§ GIVEN RECORDS:
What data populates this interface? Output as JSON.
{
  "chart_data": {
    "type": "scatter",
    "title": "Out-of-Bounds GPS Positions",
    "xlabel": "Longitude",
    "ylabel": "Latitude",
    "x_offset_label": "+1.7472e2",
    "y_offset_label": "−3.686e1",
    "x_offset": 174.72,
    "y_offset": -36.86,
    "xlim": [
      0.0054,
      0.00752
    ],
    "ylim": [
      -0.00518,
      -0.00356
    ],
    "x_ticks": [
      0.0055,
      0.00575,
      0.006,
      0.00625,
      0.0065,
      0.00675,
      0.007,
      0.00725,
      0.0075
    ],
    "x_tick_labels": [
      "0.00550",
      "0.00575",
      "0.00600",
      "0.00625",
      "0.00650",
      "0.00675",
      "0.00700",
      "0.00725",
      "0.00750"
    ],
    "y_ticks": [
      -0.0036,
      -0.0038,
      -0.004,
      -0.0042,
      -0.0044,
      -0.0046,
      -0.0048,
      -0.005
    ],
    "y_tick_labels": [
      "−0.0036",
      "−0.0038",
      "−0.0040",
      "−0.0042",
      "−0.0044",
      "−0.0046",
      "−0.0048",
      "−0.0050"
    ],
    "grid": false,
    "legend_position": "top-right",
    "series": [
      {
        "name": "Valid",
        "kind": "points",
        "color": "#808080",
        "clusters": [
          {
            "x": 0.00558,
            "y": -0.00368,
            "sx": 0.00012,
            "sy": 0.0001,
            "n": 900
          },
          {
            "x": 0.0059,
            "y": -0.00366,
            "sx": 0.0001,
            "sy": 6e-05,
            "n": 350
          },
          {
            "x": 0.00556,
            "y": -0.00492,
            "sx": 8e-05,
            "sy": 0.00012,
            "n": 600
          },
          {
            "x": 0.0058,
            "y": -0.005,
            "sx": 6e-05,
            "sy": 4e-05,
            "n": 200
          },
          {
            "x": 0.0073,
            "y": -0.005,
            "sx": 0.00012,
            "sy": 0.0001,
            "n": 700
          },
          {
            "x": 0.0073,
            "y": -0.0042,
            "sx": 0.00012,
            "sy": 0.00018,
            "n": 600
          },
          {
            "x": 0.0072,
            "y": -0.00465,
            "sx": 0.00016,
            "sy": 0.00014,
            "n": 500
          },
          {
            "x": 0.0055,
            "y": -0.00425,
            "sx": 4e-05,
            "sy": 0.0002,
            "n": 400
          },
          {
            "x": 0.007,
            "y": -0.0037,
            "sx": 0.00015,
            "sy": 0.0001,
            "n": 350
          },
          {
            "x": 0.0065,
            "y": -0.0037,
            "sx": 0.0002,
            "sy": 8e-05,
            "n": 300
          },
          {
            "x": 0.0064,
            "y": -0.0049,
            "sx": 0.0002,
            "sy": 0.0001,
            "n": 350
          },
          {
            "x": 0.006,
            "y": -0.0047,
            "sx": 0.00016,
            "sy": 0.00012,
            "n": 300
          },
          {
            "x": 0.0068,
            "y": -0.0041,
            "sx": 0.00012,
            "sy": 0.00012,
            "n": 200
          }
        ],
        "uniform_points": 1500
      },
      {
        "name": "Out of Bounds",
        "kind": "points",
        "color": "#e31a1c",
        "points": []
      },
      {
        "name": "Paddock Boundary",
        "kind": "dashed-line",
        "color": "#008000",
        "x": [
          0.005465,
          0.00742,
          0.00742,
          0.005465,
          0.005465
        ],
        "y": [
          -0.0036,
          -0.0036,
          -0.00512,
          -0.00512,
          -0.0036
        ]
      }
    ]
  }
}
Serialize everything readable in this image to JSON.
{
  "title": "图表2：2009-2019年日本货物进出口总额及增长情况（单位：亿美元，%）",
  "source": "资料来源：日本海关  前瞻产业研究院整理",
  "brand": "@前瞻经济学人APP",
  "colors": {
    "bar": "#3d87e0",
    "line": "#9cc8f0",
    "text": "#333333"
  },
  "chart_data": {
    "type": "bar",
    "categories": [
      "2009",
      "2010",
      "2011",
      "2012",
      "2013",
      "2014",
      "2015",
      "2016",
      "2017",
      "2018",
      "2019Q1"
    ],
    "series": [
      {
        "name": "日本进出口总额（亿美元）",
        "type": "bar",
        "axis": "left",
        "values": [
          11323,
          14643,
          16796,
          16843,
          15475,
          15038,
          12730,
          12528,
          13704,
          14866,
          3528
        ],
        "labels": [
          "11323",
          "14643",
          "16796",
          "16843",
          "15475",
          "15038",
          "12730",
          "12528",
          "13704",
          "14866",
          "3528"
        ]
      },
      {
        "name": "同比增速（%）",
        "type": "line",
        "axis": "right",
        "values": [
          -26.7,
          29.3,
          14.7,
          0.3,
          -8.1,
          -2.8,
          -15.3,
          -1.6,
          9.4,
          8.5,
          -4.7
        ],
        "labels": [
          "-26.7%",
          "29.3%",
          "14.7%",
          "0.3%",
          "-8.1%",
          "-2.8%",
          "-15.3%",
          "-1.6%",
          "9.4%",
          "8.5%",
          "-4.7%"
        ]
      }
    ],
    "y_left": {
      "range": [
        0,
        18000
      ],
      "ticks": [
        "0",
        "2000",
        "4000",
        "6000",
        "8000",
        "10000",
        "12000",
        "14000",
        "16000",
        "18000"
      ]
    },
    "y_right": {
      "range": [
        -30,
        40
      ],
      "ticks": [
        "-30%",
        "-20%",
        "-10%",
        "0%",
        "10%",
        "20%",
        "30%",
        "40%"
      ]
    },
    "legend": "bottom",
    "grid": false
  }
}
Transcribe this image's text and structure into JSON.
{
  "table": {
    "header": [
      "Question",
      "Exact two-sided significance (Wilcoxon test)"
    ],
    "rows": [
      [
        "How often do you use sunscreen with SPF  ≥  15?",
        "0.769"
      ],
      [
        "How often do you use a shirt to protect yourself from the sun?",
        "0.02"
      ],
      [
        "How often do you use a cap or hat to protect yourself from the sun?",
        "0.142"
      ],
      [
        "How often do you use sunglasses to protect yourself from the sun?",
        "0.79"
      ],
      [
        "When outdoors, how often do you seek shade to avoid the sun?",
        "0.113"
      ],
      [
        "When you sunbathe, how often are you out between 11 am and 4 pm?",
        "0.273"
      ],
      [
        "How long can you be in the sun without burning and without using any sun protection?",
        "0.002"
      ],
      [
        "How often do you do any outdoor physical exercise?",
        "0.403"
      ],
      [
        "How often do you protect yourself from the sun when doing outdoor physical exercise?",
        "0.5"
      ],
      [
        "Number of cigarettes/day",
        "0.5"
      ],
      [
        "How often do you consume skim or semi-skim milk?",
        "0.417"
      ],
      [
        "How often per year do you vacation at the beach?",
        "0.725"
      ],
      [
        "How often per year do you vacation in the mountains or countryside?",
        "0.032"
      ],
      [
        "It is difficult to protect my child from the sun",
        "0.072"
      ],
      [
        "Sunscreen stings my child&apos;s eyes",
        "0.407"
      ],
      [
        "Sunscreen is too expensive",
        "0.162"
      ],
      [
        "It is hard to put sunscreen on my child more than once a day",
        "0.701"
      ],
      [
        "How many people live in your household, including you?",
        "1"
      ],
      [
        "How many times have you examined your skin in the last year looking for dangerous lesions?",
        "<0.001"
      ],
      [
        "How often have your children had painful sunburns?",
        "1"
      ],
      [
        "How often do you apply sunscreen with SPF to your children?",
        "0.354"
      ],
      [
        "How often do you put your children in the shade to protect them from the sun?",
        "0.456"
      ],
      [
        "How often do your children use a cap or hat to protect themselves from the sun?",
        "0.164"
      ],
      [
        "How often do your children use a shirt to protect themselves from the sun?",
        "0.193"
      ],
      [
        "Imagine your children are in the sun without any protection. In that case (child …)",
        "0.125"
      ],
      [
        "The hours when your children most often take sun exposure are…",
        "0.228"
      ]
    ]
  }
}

§ SHORT TASK:
Please reproduce each record precisely as written.

§ SOLUTION BELOW:
What data populates this interface? Output as JSON.
{
  "chart_data": {
    "type": "scatter",
    "title": "Out-of-Bounds GPS Positions",
    "xlabel": "Longitude",
    "ylabel": "Latitude",
    "x_offset_label": "+1.7472e2",
    "y_offset_label": "−3.686e1",
    "x_offset": 174.72,
    "y_offset": -36.86,
    "xlim": [
      0.0054,
      0.00752
    ],
    "ylim": [
      -0.00518,
      -0.00356
    ],
    "x_ticks": [
      0.0055,
      0.00575,
      0.006,
      0.00625,
      0.0065,
      0.00675,
      0.007,
      0.00725,
      0.0075
    ],
    "x_tick_labels": [
      "0.00550",
      "0.00575",
      "0.00600",
      "0.00625",
      "0.00650",
      "0.00675",
      "0.00700",
      "0.00725",
      "0.00750"
    ],
    "y_ticks": [
      -0.0036,
      -0.0038,
      -0.004,
      -0.0042,
      -0.0044,
      -0.0046,
      -0.0048,
      -0.005
    ],
    "y_tick_labels": [
      "−0.0036",
      "−0.0038",
      "−0.0040",
      "−0.0042",
      "−0.0044",
      "−0.0046",
      "−0.0048",
      "−0.0050"
    ],
    "grid": false,
    "legend_position": "top-right",
    "series": [
      {
        "name": "Valid",
        "kind": "points",
        "color": "#808080",
        "clusters": [
          {
            "x": 0.00558,
            "y": -0.00368,
            "sx": 0.00012,
            "sy": 0.0001,
            "n": 900
          },
          {
            "x": 0.0059,
            "y": -0.00366,
            "sx": 0.0001,
            "sy": 6e-05,
            "n": 350
          },
          {
            "x": 0.00556,
            "y": -0.00492,
            "sx": 8e-05,
            "sy": 0.00012,
            "n": 600
          },
          {
            "x": 0.0058,
            "y": -0.005,
            "sx": 6e-05,
            "sy": 4e-05,
            "n": 200
          },
          {
            "x": 0.0073,
            "y": -0.005,
            "sx": 0.00012,
            "sy": 0.0001,
            "n": 700
          },
          {
            "x": 0.0073,
            "y": -0.0042,
            "sx": 0.00012,
            "sy": 0.00018,
            "n": 600
          },
          {
            "x": 0.0072,
            "y": -0.00465,
            "sx": 0.00016,
            "sy": 0.00014,
            "n": 500
          },
          {
            "x": 0.0055,
            "y": -0.00425,
            "sx": 4e-05,
            "sy": 0.0002,
            "n": 400
          },
          {
            "x": 0.007,
            "y": -0.0037,
            "sx": 0.00015,
            "sy": 0.0001,
            "n": 350
          },
          {
            "x": 0.0065,
            "y": -0.0037,
            "sx": 0.0002,
            "sy": 8e-05,
            "n": 300
          },
          {
            "x": 0.0064,
            "y": -0.0049,
            "sx": 0.0002,
            "sy": 0.0001,
            "n": 350
          },
          {
            "x": 0.006,
            "y": -0.0047,
            "sx": 0.00016,
            "sy": 0.00012,
            "n": 300
          },
          {
            "x": 0.0068,
            "y": -0.0041,
            "sx": 0.00012,
            "sy": 0.00012,
            "n": 200
          }
        ],
        "uniform_points": 1500
      },
      {
        "name": "Out of Bounds",
        "kind": "points",
        "color": "#e31a1c",
        "points": []
      },
      {
        "name": "Paddock Boundary",
        "kind": "dashed-line",
        "color": "#008000",
        "x": [
          0.005465,
          0.00742,
          0.00742,
          0.005465,
          0.005465
        ],
        "y": [
          -0.0036,
          -0.0036,
          -0.00512,
          -0.00512,
          -0.0036
        ]
      }
    ]
  }
}
Serialize everything readable in this image to JSON.
{
  "title": "图表2：2009-2019年日本货物进出口总额及增长情况（单位：亿美元，%）",
  "source": "资料来源：日本海关  前瞻产业研究院整理",
  "brand": "@前瞻经济学人APP",
  "colors": {
    "bar": "#3d87e0",
    "line": "#9cc8f0",
    "text": "#333333"
  },
  "chart_data": {
    "type": "bar",
    "categories": [
      "2009",
      "2010",
      "2011",
      "2012",
      "2013",
      "2014",
      "2015",
      "2016",
      "2017",
      "2018",
      "2019Q1"
    ],
    "series": [
      {
        "name": "日本进出口总额（亿美元）",
        "type": "bar",
        "axis": "left",
        "values": [
          11323,
          14643,
          16796,
          16843,
          15475,
          15038,
          12730,
          12528,
          13704,
          14866,
          3528
        ],
        "labels": [
          "11323",
          "14643",
          "16796",
          "16843",
          "15475",
          "15038",
          "12730",
          "12528",
          "13704",
          "14866",
          "3528"
        ]
      },
      {
        "name": "同比增速（%）",
        "type": "line",
        "axis": "right",
        "values": [
          -26.7,
          29.3,
          14.7,
          0.3,
          -8.1,
          -2.8,
          -15.3,
          -1.6,
          9.4,
          8.5,
          -4.7
        ],
        "labels": [
          "-26.7%",
          "29.3%",
          "14.7%",
          "0.3%",
          "-8.1%",
          "-2.8%",
          "-15.3%",
          "-1.6%",
          "9.4%",
          "8.5%",
          "-4.7%"
        ]
      }
    ],
    "y_left": {
      "range": [
        0,
        18000
      ],
      "ticks": [
        "0",
        "2000",
        "4000",
        "6000",
        "8000",
        "10000",
        "12000",
        "14000",
        "16000",
        "18000"
      ]
    },
    "y_right": {
      "range": [
        -30,
        40
      ],
      "ticks": [
        "-30%",
        "-20%",
        "-10%",
        "0%",
        "10%",
        "20%",
        "30%",
        "40%"
      ]
    },
    "legend": "bottom",
    "grid": false
  }
}
Transcribe this image's text and structure into JSON.
{
  "table": {
    "header": [
      "Question",
      "Exact two-sided significance (Wilcoxon test)"
    ],
    "rows": [
      [
        "How often do you use sunscreen with SPF  ≥  15?",
        "0.769"
      ],
      [
        "How often do you use a shirt to protect yourself from the sun?",
        "0.02"
      ],
      [
        "How often do you use a cap or hat to protect yourself from the sun?",
        "0.142"
      ],
      [
        "How often do you use sunglasses to protect yourself from the sun?",
        "0.79"
      ],
      [
        "When outdoors, how often do you seek shade to avoid the sun?",
        "0.113"
      ],
      [
        "When you sunbathe, how often are you out between 11 am and 4 pm?",
        "0.273"
      ],
      [
        "How long can you be in the sun without burning and without using any sun protection?",
        "0.002"
      ],
      [
        "How often do you do any outdoor physical exercise?",
        "0.403"
      ],
      [
        "How often do you protect yourself from the sun when doing outdoor physical exercise?",
        "0.5"
      ],
      [
        "Number of cigarettes/day",
        "0.5"
      ],
      [
        "How often do you consume skim or semi-skim milk?",
        "0.417"
      ],
      [
        "How often per year do you vacation at the beach?",
        "0.725"
      ],
      [
        "How often per year do you vacation in the mountains or countryside?",
        "0.032"
      ],
      [
        "It is difficult to protect my child from the sun",
        "0.072"
      ],
      [
        "Sunscreen stings my child&apos;s eyes",
        "0.407"
      ],
      [
        "Sunscreen is too expensive",
        "0.162"
      ],
      [
        "It is hard to put sunscreen on my child more than once a day",
        "0.701"
      ],
      [
        "How many people live in your household, including you?",
        "1"
      ],
      [
        "How many times have you examined your skin in the last year looking for dangerous lesions?",
        "<0.001"
      ],
      [
        "How often have your children had painful sunburns?",
        "1"
      ],
      [
        "How often do you apply sunscreen with SPF to your children?",
        "0.354"
      ],
      [
        "How often do you put your children in the shade to protect them from the sun?",
        "0.456"
      ],
      [
        "How often do your children use a cap or hat to protect themselves from the sun?",
        "0.164"
      ],
      [
        "How often do your children use a shirt to protect themselves from the sun?",
        "0.193"
      ],
      [
        "Imagine your children are in the sun without any protection. In that case (child …)",
        "0.125"
      ],
      [
        "The hours when your children most often take sun exposure are…",
        "0.228"
      ]
    ]
  }
}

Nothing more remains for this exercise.